Your instructions >> Return the material exactly as supplied, apart from the pictures, which are omitted.

━━━ Extracted data

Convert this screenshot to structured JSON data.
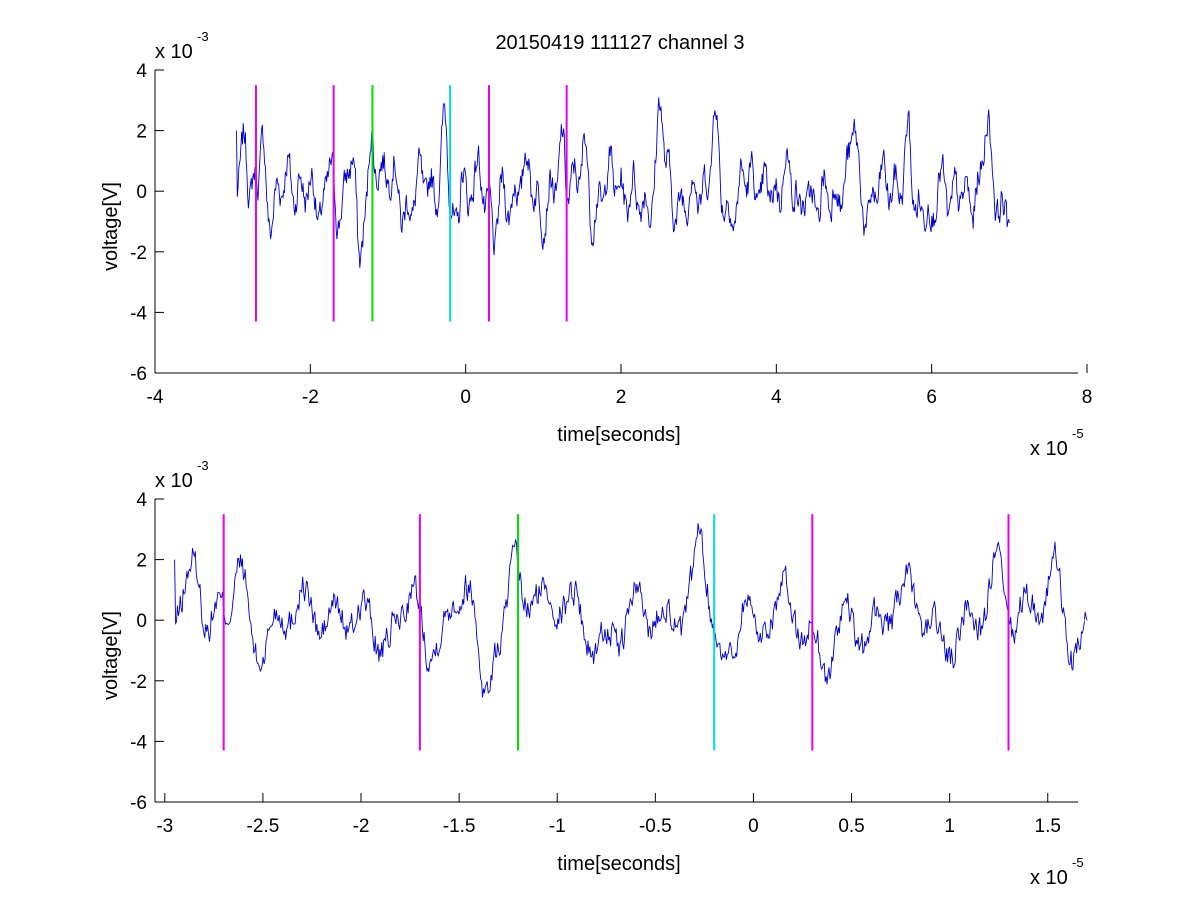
{
  "chart_data": [
    {
      "type": "line",
      "title": "20150419 111127 channel 3",
      "xlabel": "time[seconds]",
      "ylabel": "voltage[V]",
      "x_exponent_base": "x 10",
      "x_exponent": "-5",
      "y_exponent_base": "x 10",
      "y_exponent": "-3",
      "xlim": [
        -4,
        8
      ],
      "ylim": [
        -6,
        4
      ],
      "xticks": [
        -4,
        -2,
        0,
        2,
        4,
        6,
        8
      ],
      "xtick_labels": [
        "-4",
        "-2",
        "0",
        "2",
        "4",
        "6",
        "8"
      ],
      "yticks": [
        -6,
        -4,
        -2,
        0,
        2,
        4
      ],
      "ytick_labels": [
        "-6",
        "-4",
        "-2",
        "0",
        "2",
        "4"
      ],
      "grid": false,
      "series": [
        {
          "color": "#0000cc",
          "x_range": [
            -2.95,
            7.0
          ],
          "y_range_approx": [
            -3.9,
            3.2
          ]
        }
      ],
      "markers": [
        {
          "x": -2.7,
          "color": "#e600e6",
          "y_range": [
            -4.3,
            3.5
          ]
        },
        {
          "x": -1.7,
          "color": "#e600e6",
          "y_range": [
            -4.3,
            3.5
          ]
        },
        {
          "x": -1.2,
          "color": "#00dd00",
          "y_range": [
            -4.3,
            3.5
          ]
        },
        {
          "x": -0.2,
          "color": "#00d8e8",
          "y_range": [
            -4.3,
            3.5
          ]
        },
        {
          "x": 0.3,
          "color": "#e600e6",
          "y_range": [
            -4.3,
            3.5
          ]
        },
        {
          "x": 1.3,
          "color": "#e600e6",
          "y_range": [
            -4.3,
            3.5
          ]
        }
      ]
    },
    {
      "type": "line",
      "xlabel": "time[seconds]",
      "ylabel": "voltage[V]",
      "x_exponent_base": "x 10",
      "x_exponent": "-5",
      "y_exponent_base": "x 10",
      "y_exponent": "-3",
      "xlim": [
        -3.05,
        1.7
      ],
      "ylim": [
        -6,
        4
      ],
      "xticks": [
        -3,
        -2.5,
        -2,
        -1.5,
        -1,
        -0.5,
        0,
        0.5,
        1,
        1.5
      ],
      "xtick_labels": [
        "-3",
        "-2.5",
        "-2",
        "-1.5",
        "-1",
        "-0.5",
        "0",
        "0.5",
        "1",
        "1.5"
      ],
      "yticks": [
        -6,
        -4,
        -2,
        0,
        2,
        4
      ],
      "ytick_labels": [
        "-6",
        "-4",
        "-2",
        "0",
        "2",
        "4"
      ],
      "grid": false,
      "series": [
        {
          "color": "#0000cc",
          "x_range": [
            -2.95,
            1.7
          ],
          "y_range_approx": [
            -3.9,
            3.2
          ]
        }
      ],
      "markers": [
        {
          "x": -2.7,
          "color": "#e600e6",
          "y_range": [
            -4.3,
            3.5
          ]
        },
        {
          "x": -1.7,
          "color": "#e600e6",
          "y_range": [
            -4.3,
            3.5
          ]
        },
        {
          "x": -1.2,
          "color": "#00dd00",
          "y_range": [
            -4.3,
            3.5
          ]
        },
        {
          "x": -0.2,
          "color": "#00d8e8",
          "y_range": [
            -4.3,
            3.5
          ]
        },
        {
          "x": 0.3,
          "color": "#e600e6",
          "y_range": [
            -4.3,
            3.5
          ]
        },
        {
          "x": 1.3,
          "color": "#e600e6",
          "y_range": [
            -4.3,
            3.5
          ]
        }
      ]
    }
  ]
}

━━━━━━

Full response >>
Convert this screenshot to structured JSON data.
{
  "chart_data": [
    {
      "type": "line",
      "title": "20150419 111127 channel 3",
      "xlabel": "time[seconds]",
      "ylabel": "voltage[V]",
      "x_exponent_base": "x 10",
      "x_exponent": "-5",
      "y_exponent_base": "x 10",
      "y_exponent": "-3",
      "xlim": [
        -4,
        8
      ],
      "ylim": [
        -6,
        4
      ],
      "xticks": [
        -4,
        -2,
        0,
        2,
        4,
        6,
        8
      ],
      "xtick_labels": [
        "-4",
        "-2",
        "0",
        "2",
        "4",
        "6",
        "8"
      ],
      "yticks": [
        -6,
        -4,
        -2,
        0,
        2,
        4
      ],
      "ytick_labels": [
        "-6",
        "-4",
        "-2",
        "0",
        "2",
        "4"
      ],
      "grid": false,
      "series": [
        {
          "color": "#0000cc",
          "x_range": [
            -2.95,
            7.0
          ],
          "y_range_approx": [
            -3.9,
            3.2
          ]
        }
      ],
      "markers": [
        {
          "x": -2.7,
          "color": "#e600e6",
          "y_range": [
            -4.3,
            3.5
          ]
        },
        {
          "x": -1.7,
          "color": "#e600e6",
          "y_range": [
            -4.3,
            3.5
          ]
        },
        {
          "x": -1.2,
          "color": "#00dd00",
          "y_range": [
            -4.3,
            3.5
          ]
        },
        {
          "x": -0.2,
          "color": "#00d8e8",
          "y_range": [
            -4.3,
            3.5
          ]
        },
        {
          "x": 0.3,
          "color": "#e600e6",
          "y_range": [
            -4.3,
            3.5
          ]
        },
        {
          "x": 1.3,
          "color": "#e600e6",
          "y_range": [
            -4.3,
            3.5
          ]
        }
      ]
    },
    {
      "type": "line",
      "xlabel": "time[seconds]",
      "ylabel": "voltage[V]",
      "x_exponent_base": "x 10",
      "x_exponent": "-5",
      "y_exponent_base": "x 10",
      "y_exponent": "-3",
      "xlim": [
        -3.05,
        1.7
      ],
      "ylim": [
        -6,
        4
      ],
      "xticks": [
        -3,
        -2.5,
        -2,
        -1.5,
        -1,
        -0.5,
        0,
        0.5,
        1,
        1.5
      ],
      "xtick_labels": [
        "-3",
        "-2.5",
        "-2",
        "-1.5",
        "-1",
        "-0.5",
        "0",
        "0.5",
        "1",
        "1.5"
      ],
      "yticks": [
        -6,
        -4,
        -2,
        0,
        2,
        4
      ],
      "ytick_labels": [
        "-6",
        "-4",
        "-2",
        "0",
        "2",
        "4"
      ],
      "grid": false,
      "series": [
        {
          "color": "#0000cc",
          "x_range": [
            -2.95,
            1.7
          ],
          "y_range_approx": [
            -3.9,
            3.2
          ]
        }
      ],
      "markers": [
        {
          "x": -2.7,
          "color": "#e600e6",
          "y_range": [
            -4.3,
            3.5
          ]
        },
        {
          "x": -1.7,
          "color": "#e600e6",
          "y_range": [
            -4.3,
            3.5
          ]
        },
        {
          "x": -1.2,
          "color": "#00dd00",
          "y_range": [
            -4.3,
            3.5
          ]
        },
        {
          "x": -0.2,
          "color": "#00d8e8",
          "y_range": [
            -4.3,
            3.5
          ]
        },
        {
          "x": 0.3,
          "color": "#e600e6",
          "y_range": [
            -4.3,
            3.5
          ]
        },
        {
          "x": 1.3,
          "color": "#e600e6",
          "y_range": [
            -4.3,
            3.5
          ]
        }
      ]
    }
  ]
}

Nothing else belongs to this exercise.